## What to work on
List every line in this data where the string "icon" occurs.

## Supplied data
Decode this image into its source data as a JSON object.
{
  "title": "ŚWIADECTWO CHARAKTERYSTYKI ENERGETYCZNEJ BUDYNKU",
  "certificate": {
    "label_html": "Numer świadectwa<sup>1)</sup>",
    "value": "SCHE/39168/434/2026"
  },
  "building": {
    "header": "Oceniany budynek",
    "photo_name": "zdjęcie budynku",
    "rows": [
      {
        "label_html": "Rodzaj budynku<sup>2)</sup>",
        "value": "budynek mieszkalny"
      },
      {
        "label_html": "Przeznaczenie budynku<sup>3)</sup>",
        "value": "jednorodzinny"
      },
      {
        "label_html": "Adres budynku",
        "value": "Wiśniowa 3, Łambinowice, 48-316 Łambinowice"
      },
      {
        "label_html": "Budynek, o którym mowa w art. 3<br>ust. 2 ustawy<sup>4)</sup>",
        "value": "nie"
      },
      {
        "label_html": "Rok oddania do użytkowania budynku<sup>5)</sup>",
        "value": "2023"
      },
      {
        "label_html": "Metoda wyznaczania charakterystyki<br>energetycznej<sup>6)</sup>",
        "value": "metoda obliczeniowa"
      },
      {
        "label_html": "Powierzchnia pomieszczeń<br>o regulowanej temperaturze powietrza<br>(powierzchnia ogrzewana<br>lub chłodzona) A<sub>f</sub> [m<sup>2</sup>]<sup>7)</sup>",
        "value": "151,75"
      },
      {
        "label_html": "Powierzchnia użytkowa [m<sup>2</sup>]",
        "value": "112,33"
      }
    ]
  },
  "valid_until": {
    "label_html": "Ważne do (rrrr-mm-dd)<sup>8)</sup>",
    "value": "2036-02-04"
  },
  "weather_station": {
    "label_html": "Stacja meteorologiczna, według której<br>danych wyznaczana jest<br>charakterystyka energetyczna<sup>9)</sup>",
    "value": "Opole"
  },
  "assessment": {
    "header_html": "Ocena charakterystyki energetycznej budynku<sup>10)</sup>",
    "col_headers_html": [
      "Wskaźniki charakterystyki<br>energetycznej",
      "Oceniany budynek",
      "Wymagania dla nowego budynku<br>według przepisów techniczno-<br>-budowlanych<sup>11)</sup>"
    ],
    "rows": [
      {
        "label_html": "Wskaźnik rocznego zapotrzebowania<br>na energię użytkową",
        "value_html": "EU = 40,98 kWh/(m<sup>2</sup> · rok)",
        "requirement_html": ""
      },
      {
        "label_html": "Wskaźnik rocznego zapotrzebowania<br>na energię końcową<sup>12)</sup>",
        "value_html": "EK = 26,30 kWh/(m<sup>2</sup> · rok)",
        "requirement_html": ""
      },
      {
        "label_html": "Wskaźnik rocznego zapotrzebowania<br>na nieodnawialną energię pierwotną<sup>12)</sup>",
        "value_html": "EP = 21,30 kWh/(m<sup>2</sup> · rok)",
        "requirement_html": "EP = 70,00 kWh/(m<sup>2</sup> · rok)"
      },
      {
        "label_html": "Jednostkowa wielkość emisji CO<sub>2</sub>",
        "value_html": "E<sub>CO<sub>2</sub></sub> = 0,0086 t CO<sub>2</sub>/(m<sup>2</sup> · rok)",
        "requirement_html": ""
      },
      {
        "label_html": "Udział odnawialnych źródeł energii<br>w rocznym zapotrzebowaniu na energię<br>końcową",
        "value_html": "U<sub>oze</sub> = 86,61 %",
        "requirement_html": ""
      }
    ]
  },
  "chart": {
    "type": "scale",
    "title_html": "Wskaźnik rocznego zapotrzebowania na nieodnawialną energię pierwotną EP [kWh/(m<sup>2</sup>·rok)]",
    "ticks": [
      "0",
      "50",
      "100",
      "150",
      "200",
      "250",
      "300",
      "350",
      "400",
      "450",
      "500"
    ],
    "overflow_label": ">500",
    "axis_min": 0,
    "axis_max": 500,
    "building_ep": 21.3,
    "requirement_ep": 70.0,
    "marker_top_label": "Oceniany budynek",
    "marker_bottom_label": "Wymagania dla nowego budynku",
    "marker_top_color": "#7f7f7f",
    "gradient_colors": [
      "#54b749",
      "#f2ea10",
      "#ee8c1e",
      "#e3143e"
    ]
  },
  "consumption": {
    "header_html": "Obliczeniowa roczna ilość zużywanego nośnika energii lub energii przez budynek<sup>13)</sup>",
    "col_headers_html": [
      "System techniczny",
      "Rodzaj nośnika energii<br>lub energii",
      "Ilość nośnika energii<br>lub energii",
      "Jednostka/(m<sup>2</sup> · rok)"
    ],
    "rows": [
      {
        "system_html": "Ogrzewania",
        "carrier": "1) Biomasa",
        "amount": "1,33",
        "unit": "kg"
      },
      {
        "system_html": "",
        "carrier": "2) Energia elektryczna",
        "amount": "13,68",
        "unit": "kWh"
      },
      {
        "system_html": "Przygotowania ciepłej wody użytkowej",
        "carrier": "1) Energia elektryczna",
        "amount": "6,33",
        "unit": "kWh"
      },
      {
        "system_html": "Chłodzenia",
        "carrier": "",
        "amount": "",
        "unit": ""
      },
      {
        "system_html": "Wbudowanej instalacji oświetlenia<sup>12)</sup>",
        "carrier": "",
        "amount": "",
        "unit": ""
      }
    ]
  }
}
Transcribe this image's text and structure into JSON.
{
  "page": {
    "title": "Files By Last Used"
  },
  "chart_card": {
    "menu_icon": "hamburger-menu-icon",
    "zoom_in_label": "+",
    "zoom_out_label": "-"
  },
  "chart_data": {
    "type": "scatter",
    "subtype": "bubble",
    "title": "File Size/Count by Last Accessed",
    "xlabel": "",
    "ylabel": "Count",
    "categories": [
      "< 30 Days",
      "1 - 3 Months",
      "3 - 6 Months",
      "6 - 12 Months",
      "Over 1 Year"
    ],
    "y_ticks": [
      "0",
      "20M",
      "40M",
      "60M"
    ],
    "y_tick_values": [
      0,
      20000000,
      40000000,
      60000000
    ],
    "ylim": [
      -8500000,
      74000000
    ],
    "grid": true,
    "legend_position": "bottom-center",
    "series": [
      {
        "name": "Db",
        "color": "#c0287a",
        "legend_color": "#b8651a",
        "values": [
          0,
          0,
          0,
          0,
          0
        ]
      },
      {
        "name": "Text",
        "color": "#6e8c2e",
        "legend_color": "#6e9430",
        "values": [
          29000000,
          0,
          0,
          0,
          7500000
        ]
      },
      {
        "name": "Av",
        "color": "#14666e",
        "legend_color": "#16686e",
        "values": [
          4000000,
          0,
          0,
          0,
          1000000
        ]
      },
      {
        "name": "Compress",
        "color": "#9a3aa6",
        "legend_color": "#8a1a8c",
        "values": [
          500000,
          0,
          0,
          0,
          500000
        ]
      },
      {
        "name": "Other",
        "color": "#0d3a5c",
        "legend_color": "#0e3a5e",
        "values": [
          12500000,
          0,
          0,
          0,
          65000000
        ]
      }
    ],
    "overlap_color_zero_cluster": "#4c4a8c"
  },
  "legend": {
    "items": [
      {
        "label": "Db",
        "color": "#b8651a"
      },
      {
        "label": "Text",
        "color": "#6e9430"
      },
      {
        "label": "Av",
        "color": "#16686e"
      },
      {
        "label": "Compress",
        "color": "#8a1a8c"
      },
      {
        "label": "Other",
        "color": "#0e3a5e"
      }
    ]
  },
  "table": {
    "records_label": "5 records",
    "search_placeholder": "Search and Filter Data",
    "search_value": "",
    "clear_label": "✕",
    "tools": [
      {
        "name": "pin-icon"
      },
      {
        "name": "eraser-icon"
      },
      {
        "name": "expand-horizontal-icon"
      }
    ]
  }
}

## Exercise response
    "menu_icon": "hamburger-menu-icon",
        "name": "pin-icon"
        "name": "eraser-icon"
        "name": "expand-horizontal-icon"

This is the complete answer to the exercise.